◆ Stated task
Check every line below for the word "type" and copy each one that has it.

◆ Data entries
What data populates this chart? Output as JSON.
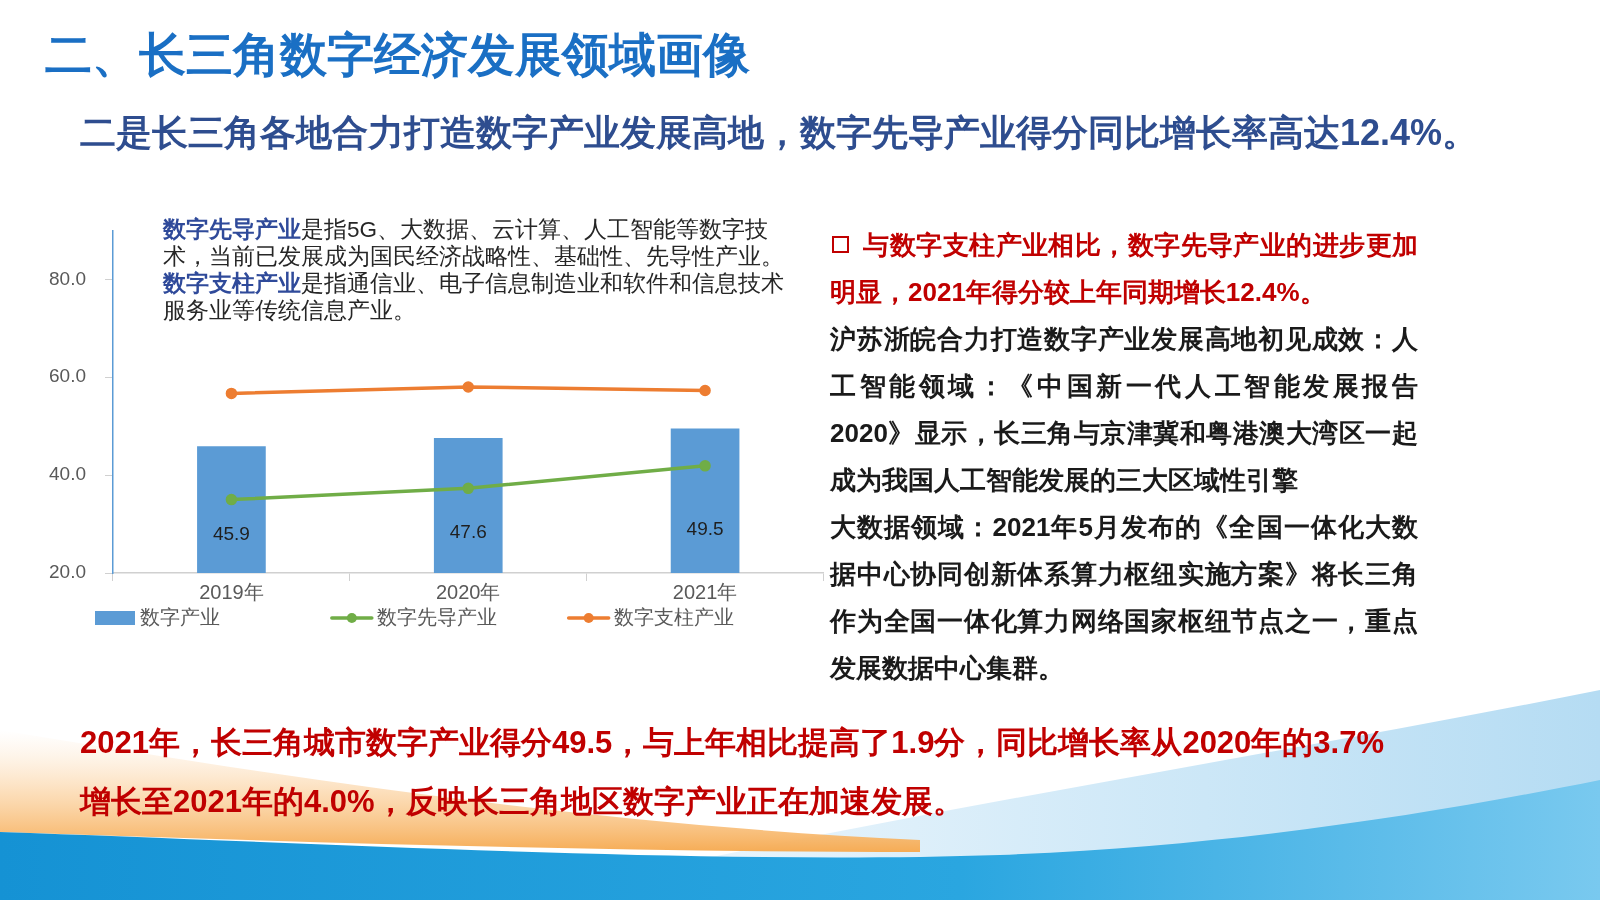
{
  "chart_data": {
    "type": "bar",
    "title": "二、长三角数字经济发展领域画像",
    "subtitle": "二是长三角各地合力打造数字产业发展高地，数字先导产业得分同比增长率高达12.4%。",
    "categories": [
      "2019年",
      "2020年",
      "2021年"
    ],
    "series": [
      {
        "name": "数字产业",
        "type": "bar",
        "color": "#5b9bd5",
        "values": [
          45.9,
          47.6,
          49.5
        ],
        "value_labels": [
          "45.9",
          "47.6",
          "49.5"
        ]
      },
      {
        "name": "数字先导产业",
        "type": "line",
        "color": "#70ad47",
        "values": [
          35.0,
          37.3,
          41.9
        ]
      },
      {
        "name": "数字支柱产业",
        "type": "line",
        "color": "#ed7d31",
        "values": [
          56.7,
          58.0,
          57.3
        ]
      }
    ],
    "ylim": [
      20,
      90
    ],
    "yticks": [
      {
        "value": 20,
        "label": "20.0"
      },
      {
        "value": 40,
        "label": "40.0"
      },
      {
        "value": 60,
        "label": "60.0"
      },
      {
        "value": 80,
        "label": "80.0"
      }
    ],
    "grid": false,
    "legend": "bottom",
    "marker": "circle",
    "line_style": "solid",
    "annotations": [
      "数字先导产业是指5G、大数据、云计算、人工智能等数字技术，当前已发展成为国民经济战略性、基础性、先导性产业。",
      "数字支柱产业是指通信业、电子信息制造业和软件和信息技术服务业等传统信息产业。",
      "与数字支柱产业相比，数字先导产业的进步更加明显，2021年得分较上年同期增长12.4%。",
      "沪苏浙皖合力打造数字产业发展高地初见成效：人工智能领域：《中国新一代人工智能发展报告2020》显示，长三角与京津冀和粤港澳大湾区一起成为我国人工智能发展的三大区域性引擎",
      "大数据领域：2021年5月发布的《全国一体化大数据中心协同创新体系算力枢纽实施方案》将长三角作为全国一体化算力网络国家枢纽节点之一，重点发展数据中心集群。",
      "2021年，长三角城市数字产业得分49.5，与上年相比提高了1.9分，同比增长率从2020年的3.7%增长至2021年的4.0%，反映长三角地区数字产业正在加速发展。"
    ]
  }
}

* * *

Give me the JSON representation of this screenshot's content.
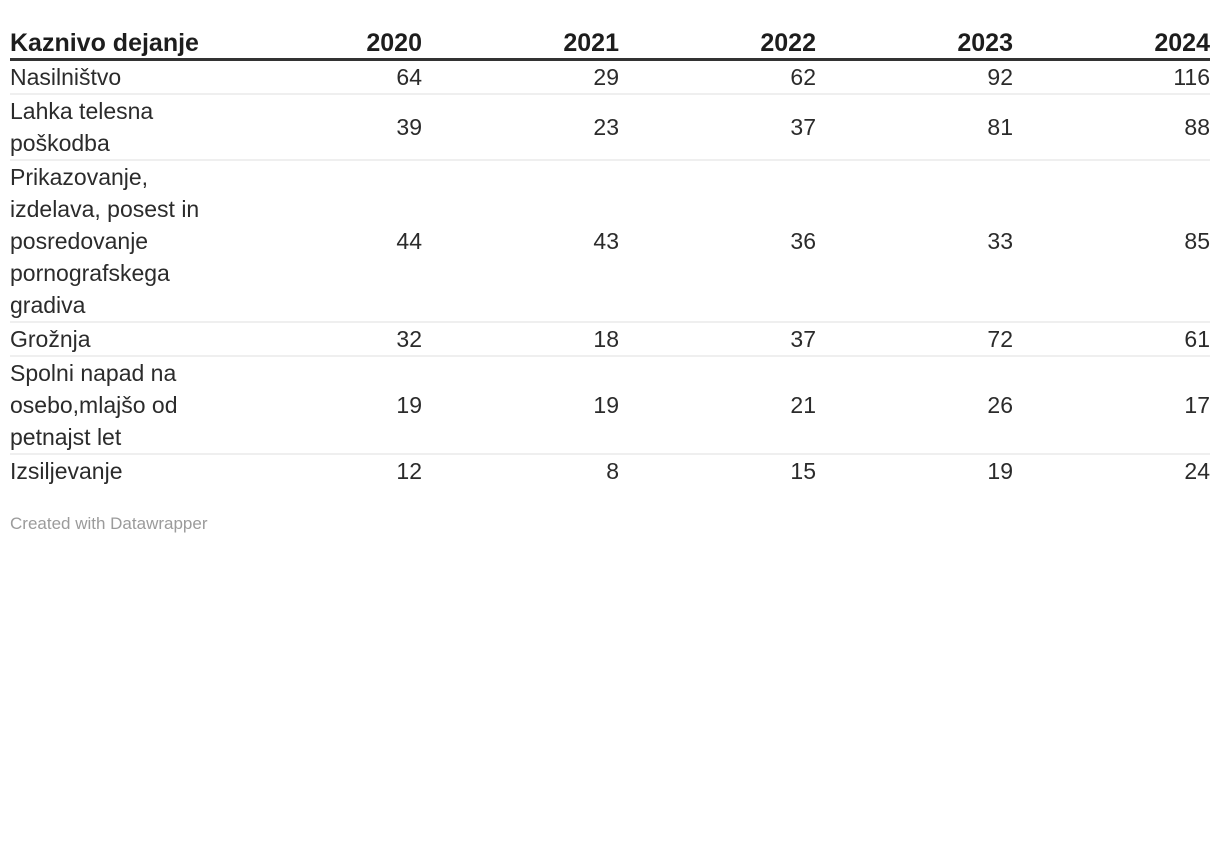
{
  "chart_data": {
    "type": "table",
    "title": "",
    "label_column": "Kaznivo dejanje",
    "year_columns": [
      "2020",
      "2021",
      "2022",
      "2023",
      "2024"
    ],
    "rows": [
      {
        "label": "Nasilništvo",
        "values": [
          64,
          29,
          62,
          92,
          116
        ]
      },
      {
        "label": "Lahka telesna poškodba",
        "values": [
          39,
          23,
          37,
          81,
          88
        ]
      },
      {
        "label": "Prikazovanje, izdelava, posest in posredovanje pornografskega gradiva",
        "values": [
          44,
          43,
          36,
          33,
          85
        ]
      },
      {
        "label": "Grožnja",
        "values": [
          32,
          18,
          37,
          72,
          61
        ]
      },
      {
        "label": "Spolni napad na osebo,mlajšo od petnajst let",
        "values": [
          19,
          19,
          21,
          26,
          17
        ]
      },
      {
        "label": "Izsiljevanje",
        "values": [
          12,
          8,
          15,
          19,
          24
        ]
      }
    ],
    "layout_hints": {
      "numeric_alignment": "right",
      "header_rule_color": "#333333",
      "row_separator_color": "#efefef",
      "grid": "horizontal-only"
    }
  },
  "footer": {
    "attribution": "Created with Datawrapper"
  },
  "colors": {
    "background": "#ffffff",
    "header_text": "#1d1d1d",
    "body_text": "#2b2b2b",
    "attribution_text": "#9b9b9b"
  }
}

...

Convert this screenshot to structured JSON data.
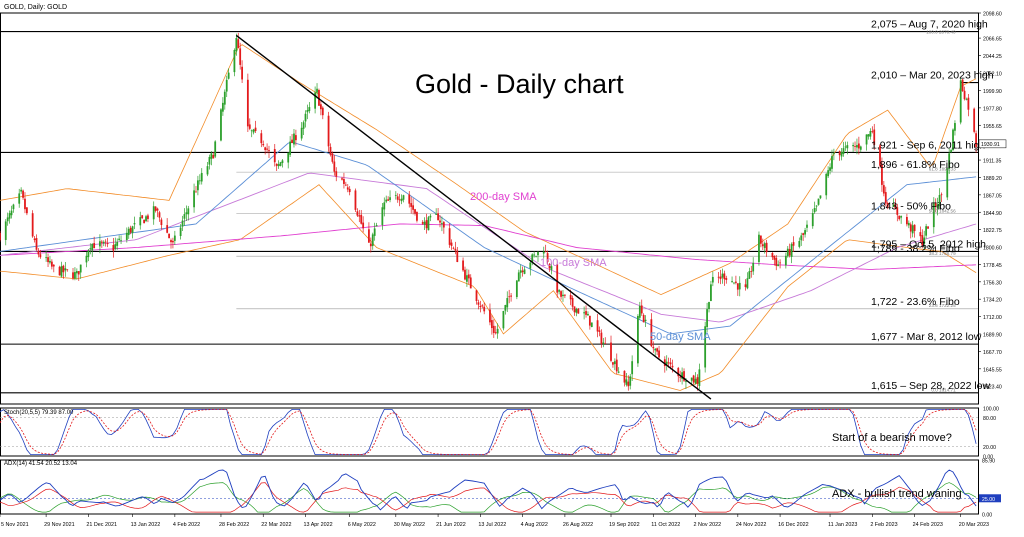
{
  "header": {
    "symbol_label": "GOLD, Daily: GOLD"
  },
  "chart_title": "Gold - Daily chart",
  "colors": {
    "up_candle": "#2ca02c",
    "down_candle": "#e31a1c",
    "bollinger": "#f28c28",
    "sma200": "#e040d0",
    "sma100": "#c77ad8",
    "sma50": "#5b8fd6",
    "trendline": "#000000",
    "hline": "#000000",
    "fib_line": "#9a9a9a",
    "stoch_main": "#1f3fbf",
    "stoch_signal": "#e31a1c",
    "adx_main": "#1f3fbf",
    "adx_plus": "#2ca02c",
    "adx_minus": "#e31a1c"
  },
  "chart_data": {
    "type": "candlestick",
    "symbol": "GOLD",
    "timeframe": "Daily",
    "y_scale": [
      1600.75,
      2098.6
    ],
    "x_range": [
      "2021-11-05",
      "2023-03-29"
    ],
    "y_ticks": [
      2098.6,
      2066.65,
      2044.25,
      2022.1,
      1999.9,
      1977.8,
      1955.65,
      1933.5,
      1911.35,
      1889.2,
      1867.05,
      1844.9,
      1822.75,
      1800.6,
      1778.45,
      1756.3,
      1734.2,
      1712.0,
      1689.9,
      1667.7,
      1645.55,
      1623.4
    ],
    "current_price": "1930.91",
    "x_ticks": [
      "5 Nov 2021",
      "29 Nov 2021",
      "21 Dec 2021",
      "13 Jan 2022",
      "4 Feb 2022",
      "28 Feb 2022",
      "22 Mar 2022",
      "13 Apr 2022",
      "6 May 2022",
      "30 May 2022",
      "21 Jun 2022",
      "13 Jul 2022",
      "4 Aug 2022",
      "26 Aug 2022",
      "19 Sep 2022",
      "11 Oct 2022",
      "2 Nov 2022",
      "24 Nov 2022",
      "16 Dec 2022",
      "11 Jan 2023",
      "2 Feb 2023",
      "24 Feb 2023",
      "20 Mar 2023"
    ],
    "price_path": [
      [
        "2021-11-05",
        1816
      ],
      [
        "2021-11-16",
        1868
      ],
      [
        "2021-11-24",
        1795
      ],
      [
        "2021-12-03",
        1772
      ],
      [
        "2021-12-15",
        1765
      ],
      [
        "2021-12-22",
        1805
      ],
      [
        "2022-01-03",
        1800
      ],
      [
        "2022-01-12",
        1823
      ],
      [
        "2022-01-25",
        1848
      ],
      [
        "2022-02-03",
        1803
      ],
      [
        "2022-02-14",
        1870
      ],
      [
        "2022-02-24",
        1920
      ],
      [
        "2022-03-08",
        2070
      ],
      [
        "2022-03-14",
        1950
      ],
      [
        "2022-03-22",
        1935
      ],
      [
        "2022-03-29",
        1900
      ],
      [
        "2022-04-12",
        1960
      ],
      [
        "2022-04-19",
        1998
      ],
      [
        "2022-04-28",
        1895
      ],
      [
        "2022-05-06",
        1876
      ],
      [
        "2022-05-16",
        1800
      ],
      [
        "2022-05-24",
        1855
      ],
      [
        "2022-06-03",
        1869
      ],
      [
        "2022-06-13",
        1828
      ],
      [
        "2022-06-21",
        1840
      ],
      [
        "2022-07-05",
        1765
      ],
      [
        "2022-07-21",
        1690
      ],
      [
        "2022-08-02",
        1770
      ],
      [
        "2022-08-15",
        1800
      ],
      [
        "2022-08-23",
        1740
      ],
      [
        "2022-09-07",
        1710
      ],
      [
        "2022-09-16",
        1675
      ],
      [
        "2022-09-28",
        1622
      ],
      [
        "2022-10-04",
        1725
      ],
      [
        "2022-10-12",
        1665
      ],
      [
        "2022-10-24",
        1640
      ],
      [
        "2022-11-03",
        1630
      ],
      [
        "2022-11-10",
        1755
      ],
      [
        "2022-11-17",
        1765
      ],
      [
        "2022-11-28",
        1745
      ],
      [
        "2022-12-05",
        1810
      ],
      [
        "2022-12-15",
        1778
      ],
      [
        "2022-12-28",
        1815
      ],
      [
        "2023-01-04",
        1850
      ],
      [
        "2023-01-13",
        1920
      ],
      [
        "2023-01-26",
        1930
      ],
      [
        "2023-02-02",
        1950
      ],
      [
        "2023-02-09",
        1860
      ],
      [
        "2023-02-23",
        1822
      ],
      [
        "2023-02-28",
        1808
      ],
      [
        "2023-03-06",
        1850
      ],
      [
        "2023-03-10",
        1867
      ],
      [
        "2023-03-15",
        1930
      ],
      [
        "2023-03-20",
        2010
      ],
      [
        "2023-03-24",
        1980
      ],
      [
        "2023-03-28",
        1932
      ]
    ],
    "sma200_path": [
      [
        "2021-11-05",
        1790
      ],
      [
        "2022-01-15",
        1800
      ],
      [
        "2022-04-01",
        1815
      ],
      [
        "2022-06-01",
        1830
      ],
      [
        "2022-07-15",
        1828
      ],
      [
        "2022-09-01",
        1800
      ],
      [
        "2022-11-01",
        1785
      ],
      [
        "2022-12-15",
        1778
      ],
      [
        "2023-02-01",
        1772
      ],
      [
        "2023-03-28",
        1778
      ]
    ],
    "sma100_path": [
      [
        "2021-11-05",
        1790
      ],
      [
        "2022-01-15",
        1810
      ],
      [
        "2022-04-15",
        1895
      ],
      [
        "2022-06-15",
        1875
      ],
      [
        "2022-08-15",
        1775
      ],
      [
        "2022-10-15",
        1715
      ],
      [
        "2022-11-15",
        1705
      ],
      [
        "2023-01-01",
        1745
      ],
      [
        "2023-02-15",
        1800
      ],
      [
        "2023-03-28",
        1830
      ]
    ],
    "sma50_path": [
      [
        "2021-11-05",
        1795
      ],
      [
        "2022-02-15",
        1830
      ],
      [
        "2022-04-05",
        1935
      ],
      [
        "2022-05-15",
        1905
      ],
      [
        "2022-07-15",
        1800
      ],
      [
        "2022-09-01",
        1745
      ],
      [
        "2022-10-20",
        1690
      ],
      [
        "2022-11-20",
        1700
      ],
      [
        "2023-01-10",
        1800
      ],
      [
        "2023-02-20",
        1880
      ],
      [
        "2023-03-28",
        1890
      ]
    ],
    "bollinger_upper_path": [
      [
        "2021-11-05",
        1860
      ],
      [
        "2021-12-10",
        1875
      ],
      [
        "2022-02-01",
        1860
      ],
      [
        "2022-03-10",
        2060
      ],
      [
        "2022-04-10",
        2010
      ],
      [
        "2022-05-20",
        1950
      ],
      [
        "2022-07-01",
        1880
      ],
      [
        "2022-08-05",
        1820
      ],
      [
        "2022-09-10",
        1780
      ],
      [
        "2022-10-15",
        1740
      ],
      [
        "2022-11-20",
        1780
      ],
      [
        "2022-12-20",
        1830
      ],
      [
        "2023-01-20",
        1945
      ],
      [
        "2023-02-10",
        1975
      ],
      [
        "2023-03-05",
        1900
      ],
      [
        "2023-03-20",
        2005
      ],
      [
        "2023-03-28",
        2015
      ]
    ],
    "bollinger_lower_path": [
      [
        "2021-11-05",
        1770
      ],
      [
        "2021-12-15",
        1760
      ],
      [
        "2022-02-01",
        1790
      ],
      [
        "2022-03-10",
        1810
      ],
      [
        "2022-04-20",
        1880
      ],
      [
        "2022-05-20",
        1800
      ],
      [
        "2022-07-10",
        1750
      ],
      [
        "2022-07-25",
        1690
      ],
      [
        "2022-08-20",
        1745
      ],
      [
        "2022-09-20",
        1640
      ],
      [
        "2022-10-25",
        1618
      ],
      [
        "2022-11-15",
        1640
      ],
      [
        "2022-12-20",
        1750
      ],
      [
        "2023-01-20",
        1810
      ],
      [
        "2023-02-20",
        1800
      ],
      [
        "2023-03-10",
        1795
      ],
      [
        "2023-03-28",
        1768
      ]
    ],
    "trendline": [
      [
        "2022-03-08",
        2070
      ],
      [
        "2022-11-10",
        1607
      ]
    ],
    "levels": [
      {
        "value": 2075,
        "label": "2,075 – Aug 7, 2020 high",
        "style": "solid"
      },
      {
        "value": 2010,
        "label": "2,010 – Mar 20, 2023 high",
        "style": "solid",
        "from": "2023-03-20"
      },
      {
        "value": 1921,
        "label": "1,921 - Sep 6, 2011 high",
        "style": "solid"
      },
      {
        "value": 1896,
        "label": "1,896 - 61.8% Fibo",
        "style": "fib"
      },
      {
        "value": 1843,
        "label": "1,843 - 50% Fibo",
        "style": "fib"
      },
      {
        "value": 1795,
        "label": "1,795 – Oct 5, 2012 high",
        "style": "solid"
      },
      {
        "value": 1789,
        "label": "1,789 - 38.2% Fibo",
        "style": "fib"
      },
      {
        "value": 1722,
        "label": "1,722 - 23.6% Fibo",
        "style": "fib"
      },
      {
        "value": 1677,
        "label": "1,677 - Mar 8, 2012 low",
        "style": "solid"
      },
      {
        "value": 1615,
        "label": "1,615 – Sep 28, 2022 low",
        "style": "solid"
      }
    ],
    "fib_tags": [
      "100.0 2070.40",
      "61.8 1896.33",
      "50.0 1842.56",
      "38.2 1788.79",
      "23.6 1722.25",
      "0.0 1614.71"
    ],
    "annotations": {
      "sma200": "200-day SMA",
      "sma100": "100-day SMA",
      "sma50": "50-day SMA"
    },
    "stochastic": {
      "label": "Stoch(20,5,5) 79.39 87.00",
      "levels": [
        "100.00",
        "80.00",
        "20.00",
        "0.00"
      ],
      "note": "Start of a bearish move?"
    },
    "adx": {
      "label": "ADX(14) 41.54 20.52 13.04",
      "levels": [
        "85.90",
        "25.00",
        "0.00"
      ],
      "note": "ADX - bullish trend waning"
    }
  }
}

◆ Expected answer
    "type": "bar",
        "type": "bar",
        "type": "line",
        "type": "line",
    "type": "table",
    "type": "candlestick",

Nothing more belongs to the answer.